PROVIDED DATA

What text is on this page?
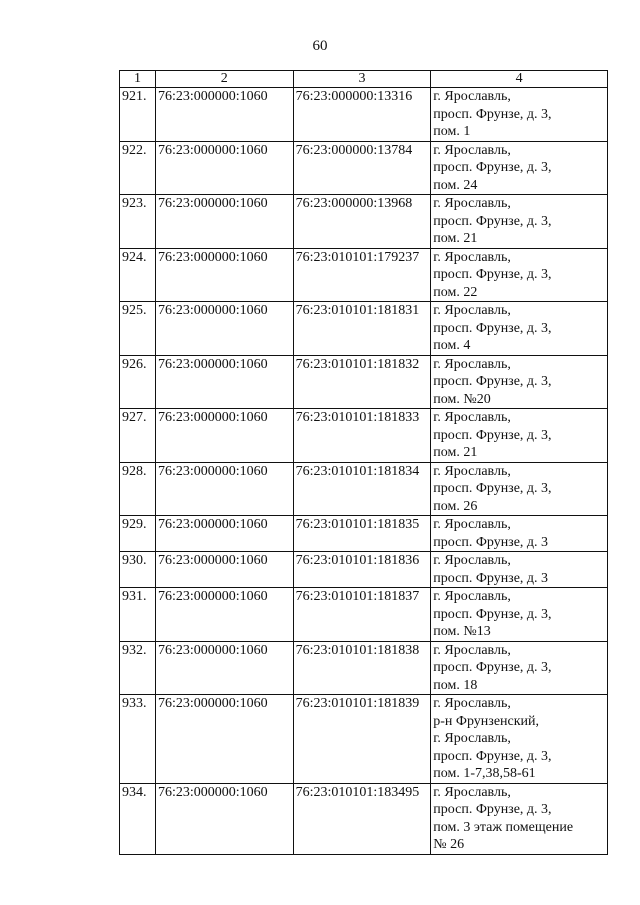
60
1	2	3	4
921.	76:23:000000:1060	76:23:000000:13316	г. Ярославль,
просп. Фрунзе, д. 3,
пом. 1

922.	76:23:000000:1060	76:23:000000:13784	г. Ярославль,
просп. Фрунзе, д. 3,
пом. 24

923.	76:23:000000:1060	76:23:000000:13968	г. Ярославль,
просп. Фрунзе, д. 3,
пом. 21

924.	76:23:000000:1060	76:23:010101:179237	г. Ярославль,
просп. Фрунзе, д. 3,
пом. 22

925.	76:23:000000:1060	76:23:010101:181831	г. Ярославль,
просп. Фрунзе, д. 3,
пом. 4

926.	76:23:000000:1060	76:23:010101:181832	г. Ярославль,
просп. Фрунзе, д. 3,
пом. №20

927.	76:23:000000:1060	76:23:010101:181833	г. Ярославль,
просп. Фрунзе, д. 3,
пом. 21

928.	76:23:000000:1060	76:23:010101:181834	г. Ярославль,
просп. Фрунзе, д. 3,
пом. 26

929.	76:23:000000:1060	76:23:010101:181835	г. Ярославль,
просп. Фрунзе, д. 3

930.	76:23:000000:1060	76:23:010101:181836	г. Ярославль,
просп. Фрунзе, д. 3

931.	76:23:000000:1060	76:23:010101:181837	г. Ярославль,
просп. Фрунзе, д. 3,
пом. №13

932.	76:23:000000:1060	76:23:010101:181838	г. Ярославль,
просп. Фрунзе, д. 3,
пом. 18

933.	76:23:000000:1060	76:23:010101:181839	г. Ярославль,
р-н Фрунзенский,
г. Ярославль,
просп. Фрунзе, д. 3,
пом. 1-7,38,58-61

934.	76:23:000000:1060	76:23:010101:183495	г. Ярославль,
просп. Фрунзе, д. 3,
пом. 3 этаж помещение
№ 26
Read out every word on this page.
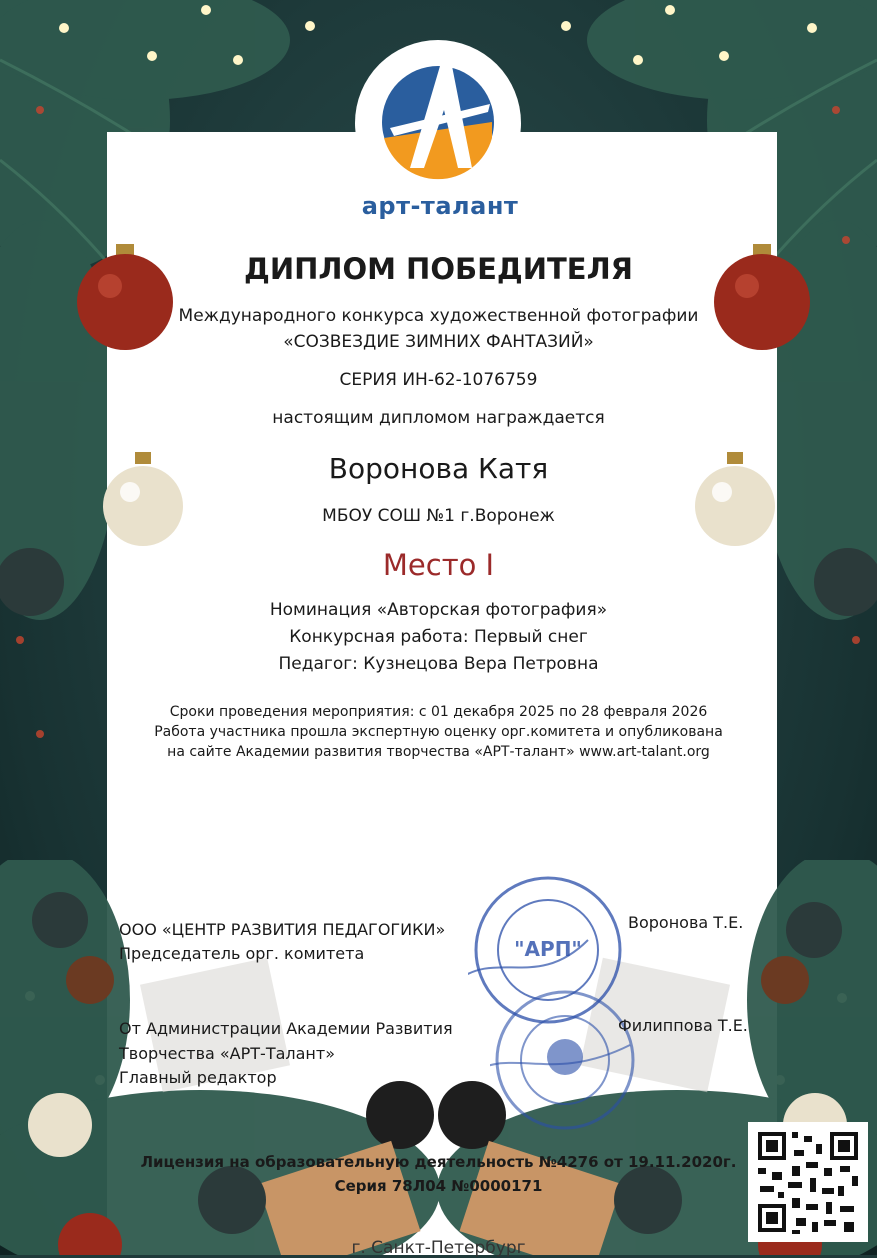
арт-талант
ДИПЛОМ ПОБЕДИТЕЛЯ
Международного конкурса художественной фотографии
«СОЗВЕЗДИЕ ЗИМНИХ ФАНТАЗИЙ»
СЕРИЯ ИН-62-1076759
настоящим дипломом награждается
Воронова Катя
МБОУ СОШ №1 г.Воронеж
Место I
Номинация «Авторская фотография»
Конкурсная работа: Первый снег
Педагог: Кузнецова Вера Петровна
Сроки проведения мероприятия: с 01 декабря 2025 по 28 февраля 2026
Работа участника прошла экспертную оценку орг.комитета и опубликована
на сайте Академии развития творчества «АРТ-талант» www.art-talant.org
"АРП"
ООО «ЦЕНТР РАЗВИТИЯ ПЕДАГОГИКИ»
Председатель орг. комитета
Воронова Т.Е.
От Администрации Академии Развития
Творчества «АРТ-Талант»
Главный редактор
Филиппова Т.Е.
Лицензия на образовательную деятельность №4276 от 19.11.2020г.
Серия 78Л04 №0000171
г. Санкт-Петербург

CHALLENGE
Beginning with the line that contains "Read out every word on this page." and ending with the last line of the data above, output those lines exactly and nothing more, without any pictures.

TASK SOLUTION
Read out every word on this page.
арт-талант
ДИПЛОМ ПОБЕДИТЕЛЯ
Международного конкурса художественной фотографии
«СОЗВЕЗДИЕ ЗИМНИХ ФАНТАЗИЙ»
СЕРИЯ ИН-62-1076759
настоящим дипломом награждается
Воронова Катя
МБОУ СОШ №1 г.Воронеж
Место I
Номинация «Авторская фотография»
Конкурсная работа: Первый снег
Педагог: Кузнецова Вера Петровна
Сроки проведения мероприятия: с 01 декабря 2025 по 28 февраля 2026
Работа участника прошла экспертную оценку орг.комитета и опубликована
на сайте Академии развития творчества «АРТ-талант» www.art-talant.org
"АРП"
ООО «ЦЕНТР РАЗВИТИЯ ПЕДАГОГИКИ»
Председатель орг. комитета
Воронова Т.Е.
От Администрации Академии Развития
Творчества «АРТ-Талант»
Главный редактор
Филиппова Т.Е.
Лицензия на образовательную деятельность №4276 от 19.11.2020г.
Серия 78Л04 №0000171
г. Санкт-Петербург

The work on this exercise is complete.